- [PROBLEM] Identify each line below that contains the word "ylabel", and copy it out.

Records about charts and figures

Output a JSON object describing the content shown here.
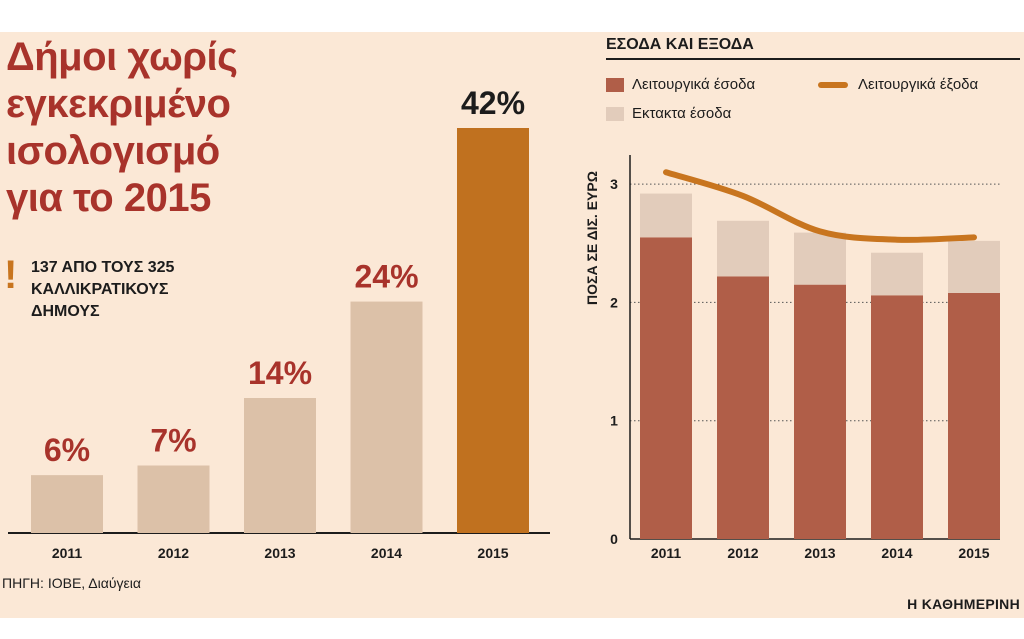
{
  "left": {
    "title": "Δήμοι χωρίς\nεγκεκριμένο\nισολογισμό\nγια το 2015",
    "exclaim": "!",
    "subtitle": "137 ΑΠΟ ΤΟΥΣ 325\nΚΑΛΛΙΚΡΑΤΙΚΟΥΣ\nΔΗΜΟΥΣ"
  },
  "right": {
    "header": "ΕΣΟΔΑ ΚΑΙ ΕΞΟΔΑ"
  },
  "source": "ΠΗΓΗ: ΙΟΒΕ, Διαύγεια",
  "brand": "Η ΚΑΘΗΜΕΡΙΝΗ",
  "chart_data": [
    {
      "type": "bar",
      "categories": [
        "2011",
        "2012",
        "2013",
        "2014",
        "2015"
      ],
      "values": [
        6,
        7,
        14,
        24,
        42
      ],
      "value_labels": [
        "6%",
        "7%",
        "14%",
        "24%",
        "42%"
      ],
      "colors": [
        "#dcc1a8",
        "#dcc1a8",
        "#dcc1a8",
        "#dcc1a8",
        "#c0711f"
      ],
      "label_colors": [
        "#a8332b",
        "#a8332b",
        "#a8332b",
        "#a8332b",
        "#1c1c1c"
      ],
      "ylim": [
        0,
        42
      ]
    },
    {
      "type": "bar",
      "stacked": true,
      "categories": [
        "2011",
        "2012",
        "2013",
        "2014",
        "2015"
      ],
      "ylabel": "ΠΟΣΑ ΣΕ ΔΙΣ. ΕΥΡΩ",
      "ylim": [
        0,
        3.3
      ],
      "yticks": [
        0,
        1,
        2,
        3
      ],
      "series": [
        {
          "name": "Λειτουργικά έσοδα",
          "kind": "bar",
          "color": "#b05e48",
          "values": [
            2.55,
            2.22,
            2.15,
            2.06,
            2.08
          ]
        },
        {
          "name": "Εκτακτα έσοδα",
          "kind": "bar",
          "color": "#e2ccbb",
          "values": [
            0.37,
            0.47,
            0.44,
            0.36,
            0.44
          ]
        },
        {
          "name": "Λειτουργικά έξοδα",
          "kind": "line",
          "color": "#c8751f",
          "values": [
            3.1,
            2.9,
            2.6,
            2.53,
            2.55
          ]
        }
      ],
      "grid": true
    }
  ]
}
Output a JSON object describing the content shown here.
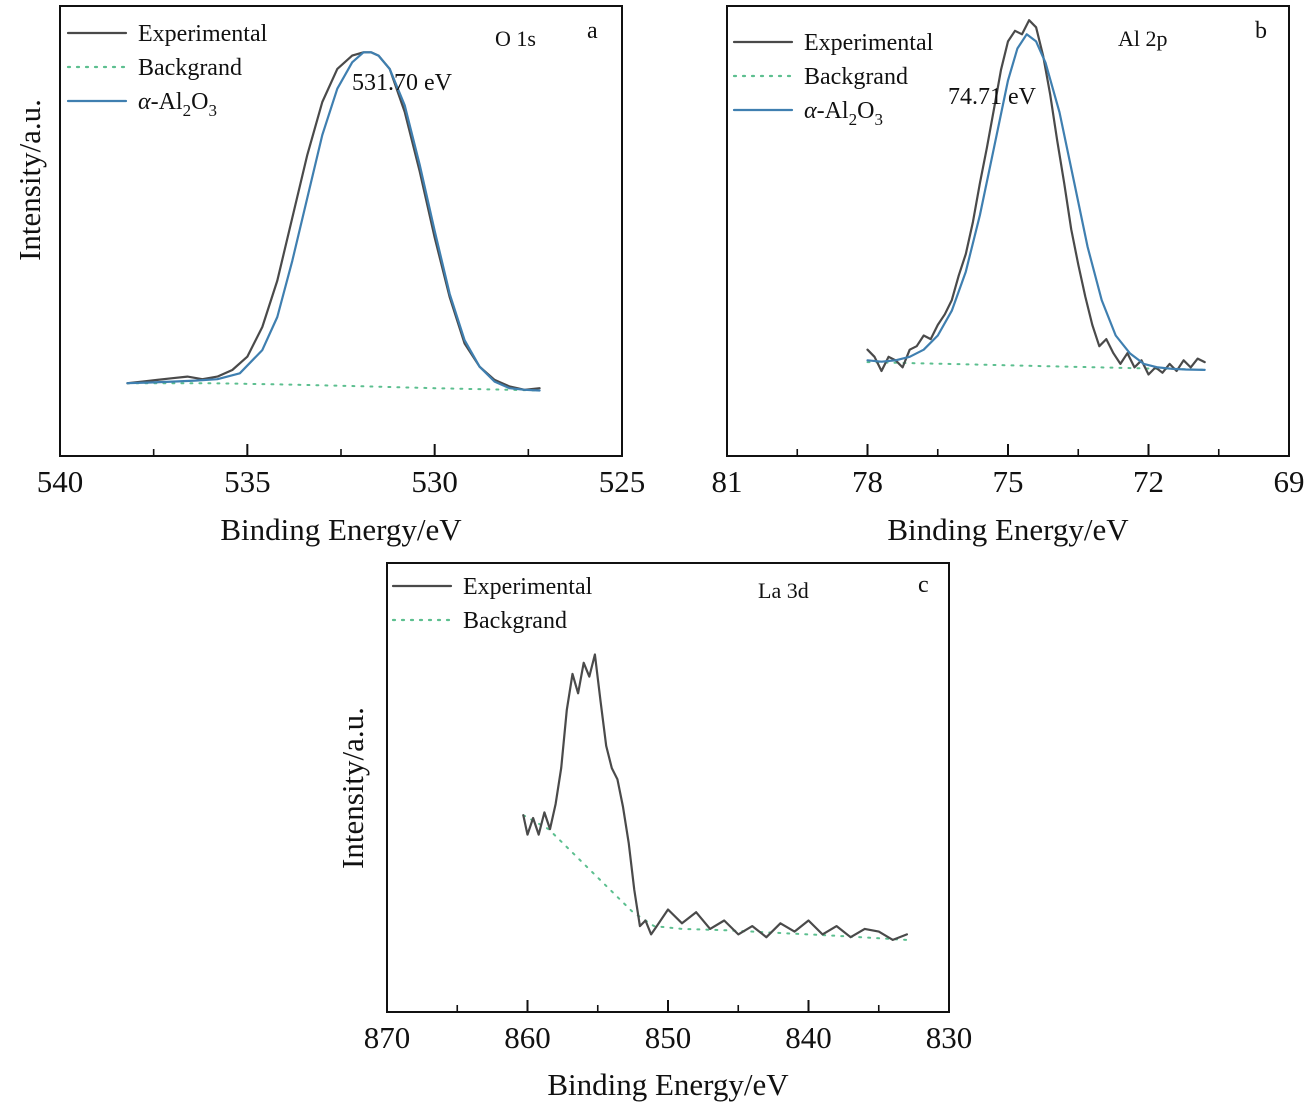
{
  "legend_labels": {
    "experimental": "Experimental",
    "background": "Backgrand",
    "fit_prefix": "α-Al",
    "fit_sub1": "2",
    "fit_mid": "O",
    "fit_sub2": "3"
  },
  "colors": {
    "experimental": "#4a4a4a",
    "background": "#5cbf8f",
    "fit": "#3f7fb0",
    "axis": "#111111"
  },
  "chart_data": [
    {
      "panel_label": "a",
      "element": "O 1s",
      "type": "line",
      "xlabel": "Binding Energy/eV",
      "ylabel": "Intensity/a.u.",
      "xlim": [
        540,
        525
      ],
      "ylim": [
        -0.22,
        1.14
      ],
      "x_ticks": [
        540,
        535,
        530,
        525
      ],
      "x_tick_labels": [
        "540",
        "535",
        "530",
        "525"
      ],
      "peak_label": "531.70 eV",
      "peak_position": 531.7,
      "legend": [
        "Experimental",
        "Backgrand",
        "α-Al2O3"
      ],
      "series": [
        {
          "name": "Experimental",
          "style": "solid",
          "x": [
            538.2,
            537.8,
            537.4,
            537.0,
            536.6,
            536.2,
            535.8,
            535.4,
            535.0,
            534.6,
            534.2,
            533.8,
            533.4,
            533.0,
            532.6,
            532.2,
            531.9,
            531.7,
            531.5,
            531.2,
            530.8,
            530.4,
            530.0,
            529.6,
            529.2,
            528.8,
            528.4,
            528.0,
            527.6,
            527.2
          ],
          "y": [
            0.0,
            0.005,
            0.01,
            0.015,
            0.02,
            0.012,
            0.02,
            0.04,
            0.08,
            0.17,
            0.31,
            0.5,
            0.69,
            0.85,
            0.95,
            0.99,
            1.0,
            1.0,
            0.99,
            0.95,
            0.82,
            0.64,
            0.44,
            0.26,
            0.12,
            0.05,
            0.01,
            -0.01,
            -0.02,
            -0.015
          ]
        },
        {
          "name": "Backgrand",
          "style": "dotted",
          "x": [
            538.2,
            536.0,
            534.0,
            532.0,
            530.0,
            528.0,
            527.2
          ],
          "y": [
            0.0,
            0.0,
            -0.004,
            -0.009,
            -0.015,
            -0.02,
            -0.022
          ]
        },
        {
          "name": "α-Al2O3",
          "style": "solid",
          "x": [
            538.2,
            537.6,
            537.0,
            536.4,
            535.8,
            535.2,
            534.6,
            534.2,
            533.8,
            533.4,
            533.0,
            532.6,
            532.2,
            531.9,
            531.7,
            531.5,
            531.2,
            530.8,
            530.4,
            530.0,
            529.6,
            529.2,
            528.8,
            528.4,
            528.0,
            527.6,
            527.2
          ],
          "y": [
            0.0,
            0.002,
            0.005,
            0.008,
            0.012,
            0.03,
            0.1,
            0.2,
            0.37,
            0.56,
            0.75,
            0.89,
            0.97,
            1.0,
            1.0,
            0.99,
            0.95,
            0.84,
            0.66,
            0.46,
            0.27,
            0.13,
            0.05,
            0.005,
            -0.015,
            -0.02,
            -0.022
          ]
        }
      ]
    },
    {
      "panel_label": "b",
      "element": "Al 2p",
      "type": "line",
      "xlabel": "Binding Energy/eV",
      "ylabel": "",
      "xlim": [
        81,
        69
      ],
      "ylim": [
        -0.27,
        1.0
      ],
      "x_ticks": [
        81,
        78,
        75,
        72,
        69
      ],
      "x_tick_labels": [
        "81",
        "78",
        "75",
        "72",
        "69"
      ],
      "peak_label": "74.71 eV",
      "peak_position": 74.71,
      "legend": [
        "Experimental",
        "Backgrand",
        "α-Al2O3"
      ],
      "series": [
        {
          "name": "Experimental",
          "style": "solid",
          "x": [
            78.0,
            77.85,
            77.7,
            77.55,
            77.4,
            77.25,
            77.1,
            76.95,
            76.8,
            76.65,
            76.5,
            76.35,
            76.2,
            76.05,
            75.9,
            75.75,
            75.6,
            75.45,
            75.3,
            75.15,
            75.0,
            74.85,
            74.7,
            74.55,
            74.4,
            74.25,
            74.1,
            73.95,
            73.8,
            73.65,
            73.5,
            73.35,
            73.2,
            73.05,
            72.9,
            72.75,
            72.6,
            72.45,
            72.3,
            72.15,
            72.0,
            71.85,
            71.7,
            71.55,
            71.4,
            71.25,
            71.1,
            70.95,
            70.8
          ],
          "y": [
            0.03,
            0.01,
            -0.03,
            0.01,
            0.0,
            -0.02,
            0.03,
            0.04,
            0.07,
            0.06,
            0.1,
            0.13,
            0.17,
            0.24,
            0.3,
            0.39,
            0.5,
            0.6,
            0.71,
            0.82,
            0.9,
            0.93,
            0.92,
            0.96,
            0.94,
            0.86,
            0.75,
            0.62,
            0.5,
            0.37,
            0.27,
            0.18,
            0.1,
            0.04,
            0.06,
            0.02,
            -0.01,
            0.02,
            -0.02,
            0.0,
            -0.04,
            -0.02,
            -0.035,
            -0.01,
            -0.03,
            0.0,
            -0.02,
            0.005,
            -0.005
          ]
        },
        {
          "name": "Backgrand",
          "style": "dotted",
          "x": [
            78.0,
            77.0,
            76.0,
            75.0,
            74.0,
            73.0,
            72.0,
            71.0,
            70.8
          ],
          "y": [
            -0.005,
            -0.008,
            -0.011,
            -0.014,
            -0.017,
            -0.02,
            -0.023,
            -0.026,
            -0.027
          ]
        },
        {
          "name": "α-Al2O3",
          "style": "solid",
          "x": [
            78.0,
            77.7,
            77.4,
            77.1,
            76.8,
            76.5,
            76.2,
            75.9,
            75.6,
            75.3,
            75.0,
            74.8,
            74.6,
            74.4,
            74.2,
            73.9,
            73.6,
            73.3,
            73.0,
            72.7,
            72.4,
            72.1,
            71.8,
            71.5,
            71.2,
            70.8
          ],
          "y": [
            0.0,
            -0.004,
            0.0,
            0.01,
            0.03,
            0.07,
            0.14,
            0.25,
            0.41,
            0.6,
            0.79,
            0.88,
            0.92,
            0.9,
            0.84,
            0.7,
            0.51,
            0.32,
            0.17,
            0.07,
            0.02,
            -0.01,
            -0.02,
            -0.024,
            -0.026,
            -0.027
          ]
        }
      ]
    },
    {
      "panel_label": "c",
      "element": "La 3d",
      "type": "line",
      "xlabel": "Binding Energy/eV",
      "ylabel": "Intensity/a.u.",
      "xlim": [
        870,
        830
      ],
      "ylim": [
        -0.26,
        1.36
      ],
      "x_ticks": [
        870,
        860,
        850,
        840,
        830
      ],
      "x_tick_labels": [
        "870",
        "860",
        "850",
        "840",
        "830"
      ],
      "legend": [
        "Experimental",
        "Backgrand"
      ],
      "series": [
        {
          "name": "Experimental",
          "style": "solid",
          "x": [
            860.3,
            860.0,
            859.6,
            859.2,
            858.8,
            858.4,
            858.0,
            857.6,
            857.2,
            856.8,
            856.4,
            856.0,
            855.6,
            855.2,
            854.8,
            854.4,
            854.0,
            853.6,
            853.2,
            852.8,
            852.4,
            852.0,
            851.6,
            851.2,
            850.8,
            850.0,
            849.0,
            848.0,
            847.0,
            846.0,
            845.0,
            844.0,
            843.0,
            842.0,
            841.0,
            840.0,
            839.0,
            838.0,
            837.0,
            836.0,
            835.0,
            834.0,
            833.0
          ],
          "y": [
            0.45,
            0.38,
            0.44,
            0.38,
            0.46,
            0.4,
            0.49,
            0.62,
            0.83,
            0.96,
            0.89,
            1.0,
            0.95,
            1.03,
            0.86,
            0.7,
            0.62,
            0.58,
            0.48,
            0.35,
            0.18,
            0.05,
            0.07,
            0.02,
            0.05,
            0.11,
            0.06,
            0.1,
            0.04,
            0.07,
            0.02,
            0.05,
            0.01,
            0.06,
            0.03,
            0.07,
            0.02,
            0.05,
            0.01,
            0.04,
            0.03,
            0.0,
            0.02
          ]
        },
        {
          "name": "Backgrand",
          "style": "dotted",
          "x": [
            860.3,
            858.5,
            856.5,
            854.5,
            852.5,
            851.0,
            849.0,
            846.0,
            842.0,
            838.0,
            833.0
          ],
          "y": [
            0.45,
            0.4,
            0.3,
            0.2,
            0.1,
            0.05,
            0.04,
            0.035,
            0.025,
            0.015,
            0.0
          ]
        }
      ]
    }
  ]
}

- [RESPONSE]
      "ylabel": "ΠΟΣΑ ΣΕ ΔΙΣ. ΕΥΡΩ",
      "ylabel": "Intensity/a.u.",
      "ylabel": "",
      "ylabel": "Intensity/a.u.",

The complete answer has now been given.